▸ Given records
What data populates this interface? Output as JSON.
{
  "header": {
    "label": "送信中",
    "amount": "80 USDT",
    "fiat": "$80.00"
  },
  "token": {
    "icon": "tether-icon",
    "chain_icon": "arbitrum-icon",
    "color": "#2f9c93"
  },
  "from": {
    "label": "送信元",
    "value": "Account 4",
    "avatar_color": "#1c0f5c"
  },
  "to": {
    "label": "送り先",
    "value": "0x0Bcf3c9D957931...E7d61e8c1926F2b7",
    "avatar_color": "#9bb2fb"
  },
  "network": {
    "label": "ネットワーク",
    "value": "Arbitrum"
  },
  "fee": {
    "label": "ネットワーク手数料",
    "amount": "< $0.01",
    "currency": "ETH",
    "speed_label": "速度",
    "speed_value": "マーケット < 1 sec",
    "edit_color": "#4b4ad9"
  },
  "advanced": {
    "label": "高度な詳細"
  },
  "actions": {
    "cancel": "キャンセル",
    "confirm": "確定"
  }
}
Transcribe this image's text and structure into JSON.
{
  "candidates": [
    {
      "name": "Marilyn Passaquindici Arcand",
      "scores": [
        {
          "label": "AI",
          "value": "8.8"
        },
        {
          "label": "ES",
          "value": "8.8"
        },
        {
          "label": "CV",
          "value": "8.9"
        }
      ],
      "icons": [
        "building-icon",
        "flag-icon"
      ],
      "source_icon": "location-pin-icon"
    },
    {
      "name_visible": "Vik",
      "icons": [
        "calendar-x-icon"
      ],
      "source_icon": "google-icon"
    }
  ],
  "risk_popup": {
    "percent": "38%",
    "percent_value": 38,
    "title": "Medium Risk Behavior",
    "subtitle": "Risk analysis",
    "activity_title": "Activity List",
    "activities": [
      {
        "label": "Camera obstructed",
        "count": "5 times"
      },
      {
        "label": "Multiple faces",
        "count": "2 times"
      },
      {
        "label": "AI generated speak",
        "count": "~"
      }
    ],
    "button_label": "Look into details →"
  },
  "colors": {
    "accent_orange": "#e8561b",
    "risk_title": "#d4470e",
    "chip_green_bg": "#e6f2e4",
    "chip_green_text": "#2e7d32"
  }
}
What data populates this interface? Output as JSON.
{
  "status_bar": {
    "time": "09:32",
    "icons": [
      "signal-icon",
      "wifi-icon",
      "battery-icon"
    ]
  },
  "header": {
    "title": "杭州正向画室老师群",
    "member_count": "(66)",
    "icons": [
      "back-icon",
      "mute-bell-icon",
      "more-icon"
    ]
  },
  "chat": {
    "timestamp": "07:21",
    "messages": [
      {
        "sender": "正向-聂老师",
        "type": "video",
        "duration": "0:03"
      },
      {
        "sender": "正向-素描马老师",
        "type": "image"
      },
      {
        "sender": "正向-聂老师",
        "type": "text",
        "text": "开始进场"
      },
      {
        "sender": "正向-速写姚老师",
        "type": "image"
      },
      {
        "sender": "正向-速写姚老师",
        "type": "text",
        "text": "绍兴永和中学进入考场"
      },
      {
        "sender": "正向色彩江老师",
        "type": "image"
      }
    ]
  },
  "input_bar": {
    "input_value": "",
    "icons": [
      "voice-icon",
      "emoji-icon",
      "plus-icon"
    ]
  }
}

▸ What to work on
Copy each entry exactly, with nothing added or dropped.

▸ Full answer
What data populates this interface? Output as JSON.
{
  "header": {
    "label": "送信中",
    "amount": "80 USDT",
    "fiat": "$80.00"
  },
  "token": {
    "icon": "tether-icon",
    "chain_icon": "arbitrum-icon",
    "color": "#2f9c93"
  },
  "from": {
    "label": "送信元",
    "value": "Account 4",
    "avatar_color": "#1c0f5c"
  },
  "to": {
    "label": "送り先",
    "value": "0x0Bcf3c9D957931...E7d61e8c1926F2b7",
    "avatar_color": "#9bb2fb"
  },
  "network": {
    "label": "ネットワーク",
    "value": "Arbitrum"
  },
  "fee": {
    "label": "ネットワーク手数料",
    "amount": "< $0.01",
    "currency": "ETH",
    "speed_label": "速度",
    "speed_value": "マーケット < 1 sec",
    "edit_color": "#4b4ad9"
  },
  "advanced": {
    "label": "高度な詳細"
  },
  "actions": {
    "cancel": "キャンセル",
    "confirm": "確定"
  }
}
Transcribe this image's text and structure into JSON.
{
  "candidates": [
    {
      "name": "Marilyn Passaquindici Arcand",
      "scores": [
        {
          "label": "AI",
          "value": "8.8"
        },
        {
          "label": "ES",
          "value": "8.8"
        },
        {
          "label": "CV",
          "value": "8.9"
        }
      ],
      "icons": [
        "building-icon",
        "flag-icon"
      ],
      "source_icon": "location-pin-icon"
    },
    {
      "name_visible": "Vik",
      "icons": [
        "calendar-x-icon"
      ],
      "source_icon": "google-icon"
    }
  ],
  "risk_popup": {
    "percent": "38%",
    "percent_value": 38,
    "title": "Medium Risk Behavior",
    "subtitle": "Risk analysis",
    "activity_title": "Activity List",
    "activities": [
      {
        "label": "Camera obstructed",
        "count": "5 times"
      },
      {
        "label": "Multiple faces",
        "count": "2 times"
      },
      {
        "label": "AI generated speak",
        "count": "~"
      }
    ],
    "button_label": "Look into details →"
  },
  "colors": {
    "accent_orange": "#e8561b",
    "risk_title": "#d4470e",
    "chip_green_bg": "#e6f2e4",
    "chip_green_text": "#2e7d32"
  }
}
What data populates this interface? Output as JSON.
{
  "status_bar": {
    "time": "09:32",
    "icons": [
      "signal-icon",
      "wifi-icon",
      "battery-icon"
    ]
  },
  "header": {
    "title": "杭州正向画室老师群",
    "member_count": "(66)",
    "icons": [
      "back-icon",
      "mute-bell-icon",
      "more-icon"
    ]
  },
  "chat": {
    "timestamp": "07:21",
    "messages": [
      {
        "sender": "正向-聂老师",
        "type": "video",
        "duration": "0:03"
      },
      {
        "sender": "正向-素描马老师",
        "type": "image"
      },
      {
        "sender": "正向-聂老师",
        "type": "text",
        "text": "开始进场"
      },
      {
        "sender": "正向-速写姚老师",
        "type": "image"
      },
      {
        "sender": "正向-速写姚老师",
        "type": "text",
        "text": "绍兴永和中学进入考场"
      },
      {
        "sender": "正向色彩江老师",
        "type": "image"
      }
    ]
  },
  "input_bar": {
    "input_value": "",
    "icons": [
      "voice-icon",
      "emoji-icon",
      "plus-icon"
    ]
  }
}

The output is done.